Copy the records below exactly as they appear.

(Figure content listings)
• • • •
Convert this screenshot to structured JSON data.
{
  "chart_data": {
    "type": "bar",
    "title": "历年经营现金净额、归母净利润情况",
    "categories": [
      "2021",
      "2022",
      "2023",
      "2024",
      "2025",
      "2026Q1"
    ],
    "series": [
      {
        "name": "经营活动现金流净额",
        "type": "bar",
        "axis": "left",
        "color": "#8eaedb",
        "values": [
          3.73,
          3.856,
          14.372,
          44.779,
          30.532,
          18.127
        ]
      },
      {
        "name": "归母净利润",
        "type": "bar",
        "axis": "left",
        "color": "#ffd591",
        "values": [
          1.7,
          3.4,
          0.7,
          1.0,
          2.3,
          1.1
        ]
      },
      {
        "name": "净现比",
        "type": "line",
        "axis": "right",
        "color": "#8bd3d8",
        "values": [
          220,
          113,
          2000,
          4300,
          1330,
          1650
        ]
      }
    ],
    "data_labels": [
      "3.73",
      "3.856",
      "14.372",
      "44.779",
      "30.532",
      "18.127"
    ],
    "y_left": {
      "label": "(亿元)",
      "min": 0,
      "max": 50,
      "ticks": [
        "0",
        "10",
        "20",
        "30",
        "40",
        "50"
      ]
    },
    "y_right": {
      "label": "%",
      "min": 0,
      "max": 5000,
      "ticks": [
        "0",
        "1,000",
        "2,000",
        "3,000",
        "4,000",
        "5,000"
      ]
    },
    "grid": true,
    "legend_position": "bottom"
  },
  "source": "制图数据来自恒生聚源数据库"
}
• • • •
### Final answer
Convert this screenshot to structured JSON data.
{
  "chart_data": {
    "type": "bar",
    "title": "历年经营现金净额、归母净利润情况",
    "categories": [
      "2021",
      "2022",
      "2023",
      "2024",
      "2025",
      "2026Q1"
    ],
    "series": [
      {
        "name": "经营活动现金流净额",
        "type": "bar",
        "axis": "left",
        "color": "#8eaedb",
        "values": [
          3.73,
          3.856,
          14.372,
          44.779,
          30.532,
          18.127
        ]
      },
      {
        "name": "归母净利润",
        "type": "bar",
        "axis": "left",
        "color": "#ffd591",
        "values": [
          1.7,
          3.4,
          0.7,
          1.0,
          2.3,
          1.1
        ]
      },
      {
        "name": "净现比",
        "type": "line",
        "axis": "right",
        "color": "#8bd3d8",
        "values": [
          220,
          113,
          2000,
          4300,
          1330,
          1650
        ]
      }
    ],
    "data_labels": [
      "3.73",
      "3.856",
      "14.372",
      "44.779",
      "30.532",
      "18.127"
    ],
    "y_left": {
      "label": "(亿元)",
      "min": 0,
      "max": 50,
      "ticks": [
        "0",
        "10",
        "20",
        "30",
        "40",
        "50"
      ]
    },
    "y_right": {
      "label": "%",
      "min": 0,
      "max": 5000,
      "ticks": [
        "0",
        "1,000",
        "2,000",
        "3,000",
        "4,000",
        "5,000"
      ]
    },
    "grid": true,
    "legend_position": "bottom"
  },
  "source": "制图数据来自恒生聚源数据库"
}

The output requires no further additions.